WHAT THE EXERCISE ASKS - Leaving out the pictures, please retype each record exactly.

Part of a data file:
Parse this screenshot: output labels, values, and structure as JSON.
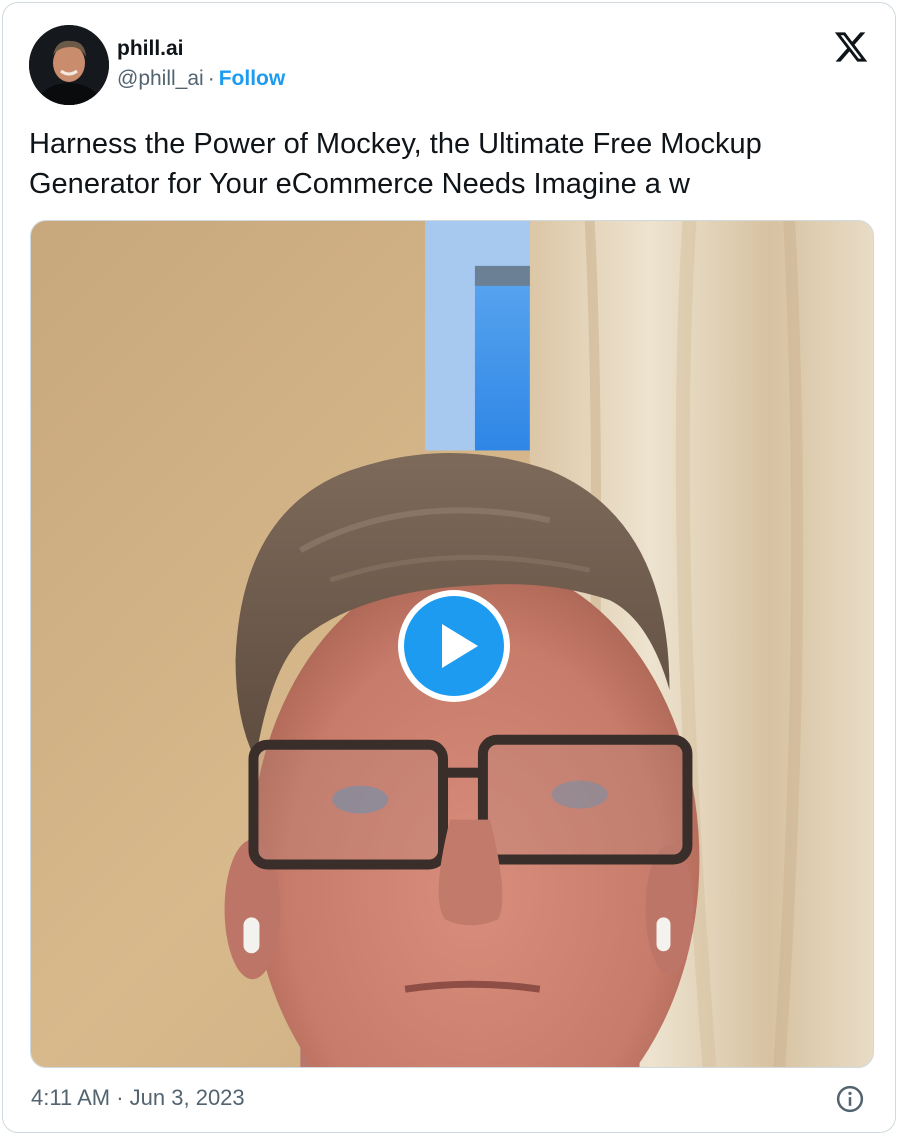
{
  "author": {
    "display_name": "phill.ai",
    "handle": "@phill_ai",
    "separator": "·",
    "follow_label": "Follow",
    "avatar_icon": "profile-photo"
  },
  "brand": {
    "logo_icon": "x-logo-icon"
  },
  "tweet": {
    "text": "Harness the Power of Mockey, the Ultimate Free Mockup Generator for Your eCommerce Needs Imagine a w"
  },
  "media": {
    "type": "video",
    "play_icon": "play-icon",
    "play_color": "#1d9bf0"
  },
  "footer": {
    "time": "4:11 AM",
    "separator": "·",
    "date": "Jun 3, 2023",
    "info_icon": "info-icon"
  },
  "colors": {
    "accent": "#1d9bf0",
    "text_primary": "#0f1419",
    "text_secondary": "#536471",
    "border": "#cfd9de"
  }
}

EXERCISE OUTPUT -
Parse this screenshot: output labels, values, and structure as JSON.
{
  "author": {
    "display_name": "phill.ai",
    "handle": "@phill_ai",
    "separator": "·",
    "follow_label": "Follow",
    "avatar_icon": "profile-photo"
  },
  "brand": {
    "logo_icon": "x-logo-icon"
  },
  "tweet": {
    "text": "Harness the Power of Mockey, the Ultimate Free Mockup Generator for Your eCommerce Needs Imagine a w"
  },
  "media": {
    "type": "video",
    "play_icon": "play-icon",
    "play_color": "#1d9bf0"
  },
  "footer": {
    "time": "4:11 AM",
    "separator": "·",
    "date": "Jun 3, 2023",
    "info_icon": "info-icon"
  },
  "colors": {
    "accent": "#1d9bf0",
    "text_primary": "#0f1419",
    "text_secondary": "#536471",
    "border": "#cfd9de"
  }
}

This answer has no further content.